### GOAL:
Your reply should be one number: the count of lines holding the word "placeholder".
┄┄┄┄┄┄┄┄┄┄┄┄┄┄┄┄┄┄┄┄
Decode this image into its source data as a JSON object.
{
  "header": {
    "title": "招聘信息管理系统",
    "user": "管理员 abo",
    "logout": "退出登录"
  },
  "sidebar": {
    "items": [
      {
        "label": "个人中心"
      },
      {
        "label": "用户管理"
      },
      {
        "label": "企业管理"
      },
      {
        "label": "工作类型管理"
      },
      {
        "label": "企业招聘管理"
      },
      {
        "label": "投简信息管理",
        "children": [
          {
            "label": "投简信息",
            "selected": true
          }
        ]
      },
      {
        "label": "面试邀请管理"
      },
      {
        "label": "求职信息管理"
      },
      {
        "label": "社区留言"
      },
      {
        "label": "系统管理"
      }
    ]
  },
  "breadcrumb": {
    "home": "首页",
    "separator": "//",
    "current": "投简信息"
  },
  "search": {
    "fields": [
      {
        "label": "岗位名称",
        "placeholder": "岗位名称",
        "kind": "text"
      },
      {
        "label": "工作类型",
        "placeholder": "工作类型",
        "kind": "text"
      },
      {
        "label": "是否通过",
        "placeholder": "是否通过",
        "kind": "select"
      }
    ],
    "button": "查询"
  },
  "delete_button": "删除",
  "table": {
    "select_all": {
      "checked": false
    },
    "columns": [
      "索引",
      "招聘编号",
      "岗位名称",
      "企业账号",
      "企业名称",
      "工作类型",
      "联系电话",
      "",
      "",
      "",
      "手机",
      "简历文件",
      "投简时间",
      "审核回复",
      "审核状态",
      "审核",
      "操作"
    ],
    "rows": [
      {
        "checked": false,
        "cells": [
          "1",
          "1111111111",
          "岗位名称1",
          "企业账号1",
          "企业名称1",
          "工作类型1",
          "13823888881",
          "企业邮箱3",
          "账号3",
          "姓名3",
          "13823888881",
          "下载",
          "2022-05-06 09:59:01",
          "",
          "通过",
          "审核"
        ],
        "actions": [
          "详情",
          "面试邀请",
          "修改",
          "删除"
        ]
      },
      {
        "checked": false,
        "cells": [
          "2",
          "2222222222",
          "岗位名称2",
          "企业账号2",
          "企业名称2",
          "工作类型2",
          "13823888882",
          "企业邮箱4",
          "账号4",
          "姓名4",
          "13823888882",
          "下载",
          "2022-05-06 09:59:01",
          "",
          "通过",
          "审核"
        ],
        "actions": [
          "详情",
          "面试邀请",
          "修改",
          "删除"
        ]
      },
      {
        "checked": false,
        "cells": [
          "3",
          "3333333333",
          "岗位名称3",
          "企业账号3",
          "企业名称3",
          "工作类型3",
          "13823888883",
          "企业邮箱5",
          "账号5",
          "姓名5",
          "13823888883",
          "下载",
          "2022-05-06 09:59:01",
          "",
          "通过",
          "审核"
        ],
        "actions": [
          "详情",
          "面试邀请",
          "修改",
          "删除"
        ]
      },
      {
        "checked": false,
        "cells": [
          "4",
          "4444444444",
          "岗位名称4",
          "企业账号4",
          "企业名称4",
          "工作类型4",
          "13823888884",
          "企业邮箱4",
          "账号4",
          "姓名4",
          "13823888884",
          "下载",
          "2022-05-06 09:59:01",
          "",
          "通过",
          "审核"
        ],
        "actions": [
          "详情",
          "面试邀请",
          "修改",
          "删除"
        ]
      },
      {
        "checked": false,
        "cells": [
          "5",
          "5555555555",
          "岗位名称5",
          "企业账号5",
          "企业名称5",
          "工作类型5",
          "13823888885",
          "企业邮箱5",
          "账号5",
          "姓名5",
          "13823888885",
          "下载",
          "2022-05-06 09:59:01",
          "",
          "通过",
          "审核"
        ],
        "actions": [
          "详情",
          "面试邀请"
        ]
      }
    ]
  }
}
┄┄┄┄┄┄┄┄┄┄┄┄┄┄┄┄┄┄┄┄
### SOLUTION BELOW:
3